--- Begin Excerpt provided ---
I hope I'm not being too bold here, but I thought that Dr. Sumet and Dr. Manoon, might raise the possibility with His Majesty and say that this idea is a gift from the conference participants(an intellectual gift that we hope will provide a pleasant and satisfying yin-and-yang connection between two of His Majesty's dearest intellectual pursuits: the treatment of water and the promotion of vetiver.

And now for my last story, another forward-looking one. This story has to do with the future and with the "tool" for environmental improvement that we are creating in vetiver.

You know, we scientists get so tied up in details we often don't see the big picture we are creating. We need to get to be like the French painter Georges Seurat, who created beautiful and famous images one dot at a time. With vetiver we can create big pictures out of myriad dots, too.

I was wondering about this yesterday at the Land Development station (our first stop) and the Public Welfare station (our second). Think of each vetiver plant the dedicated workers there are producing as a dot in a global pointillist environmental painting. What image will they create by the year 2001? Well, beyond all the erosion prevention and public welfare benefits I see one big image: global cooling.

About a year ago, the renowned international agricultural research institute called CIAT in Cali, Colombia published the fact that two deep-rooted African grasses were growing so widely and so prolifically in the savannas of South America that "they may remove as much as 2 billion tons of carbon dioxide" (a greenhouse gas) from the atmosphere yearly.
--- End Excerpt provided ---
* **What this task involves**:
Write the next part of the vetiver speech, picking up after its final sentence. The data that comes next has no connection to the vetiver speech.
--- Begin Provided records ---
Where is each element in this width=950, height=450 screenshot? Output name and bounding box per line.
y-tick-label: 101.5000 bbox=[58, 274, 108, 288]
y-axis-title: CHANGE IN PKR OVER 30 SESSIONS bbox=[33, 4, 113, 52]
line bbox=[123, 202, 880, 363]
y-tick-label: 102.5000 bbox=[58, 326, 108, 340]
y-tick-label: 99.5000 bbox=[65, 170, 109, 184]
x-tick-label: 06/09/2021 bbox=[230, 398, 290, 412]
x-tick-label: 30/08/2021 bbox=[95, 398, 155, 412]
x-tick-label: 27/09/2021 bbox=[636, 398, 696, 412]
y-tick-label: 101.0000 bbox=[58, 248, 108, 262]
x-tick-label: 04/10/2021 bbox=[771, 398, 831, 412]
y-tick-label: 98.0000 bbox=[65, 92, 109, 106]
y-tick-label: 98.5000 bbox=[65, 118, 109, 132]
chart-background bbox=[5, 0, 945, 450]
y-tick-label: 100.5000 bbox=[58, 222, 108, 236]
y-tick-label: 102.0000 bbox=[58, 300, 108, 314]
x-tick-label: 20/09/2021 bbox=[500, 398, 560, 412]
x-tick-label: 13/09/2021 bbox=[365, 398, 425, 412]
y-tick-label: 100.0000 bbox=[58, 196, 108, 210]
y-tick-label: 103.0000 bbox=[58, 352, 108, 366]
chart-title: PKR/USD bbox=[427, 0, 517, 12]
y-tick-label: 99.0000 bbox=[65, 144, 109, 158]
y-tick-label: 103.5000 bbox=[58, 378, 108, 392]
--- End Provided records ---
* **Task answer**:
One of these grasses is Andropogon guyanus, a close brother to vetiver. CIAT researchers say it stores as much as 53 tons of carbon dioxide as organic matter per hectare per year. This effect, they say, was not noticed earlier because the extensive roots of these grasses deposit [the organic matter] as deep as a meter in the savanna soil.

Imagine that .... a grass that deposits and stores organic matter 1 meter deep in the soil. I think I'll send Mr. Koon Chai to Colombia to show them what a real grass can do! His vetivers, you'll recall from yesterdays trip, go down as much as 5.6 meters.

Now in high school I was once 23rd out of 24 students in the math class so you cannot trust my arithmetic, but here is what I calculated at 4 AM this morning, based on a comparison with the CIAT figures. If a hectare of deep-rooted grass absorbs 53 tons of carbon dioxide, a square meter will absorb about 5 kg of this greenhouse gas during a year of growth. And if a vetiver plant in a fully functioning vetiver hedge covers, say, a square meter, then each vetiver plant will annually absorb 5 kg of the gas that supposedly is heating up the world. (All this is based on roots just 1 m deep, like those in South America, not over 5 m as we saw at Doi Tung yesterday.)

Now, with the Chiang Rai Land Development Station producing new vetiver plants at the rate of 100 million a year, that means that it alone will be providing 500 million kg or 500,000 tons of "atmospheric cooling" benefit. By CIAT calculations, that's as much CO2 as emitted by 100,000 gas-guzzling cars each driven 20,000 km.

According to the CIAT paper (which has been published in the peer-reviewed journal called Nature, and is presumably reasonably reliable), the annual global increase in atmospheric CO2 is about 20 billion tons. Thus, the vetiver plants to be produced in that one station in Chiang Rai Province this year will (when they're growing vigorously as full-sized plants) be reducing the CO2 surplus by 500,000/20 billion tons. In other words, the annual output of that single station will absorb what amounts to one forty-thousandth of the world's CO2 surplus.

And yesterday we were told that by the year 2001 the Land Development Station will have produced over 1 billion vetiver plants. When growing vigorously those will reduce the global surplus by 5 million tons or one four-thousandth of the world's CO2 surplus.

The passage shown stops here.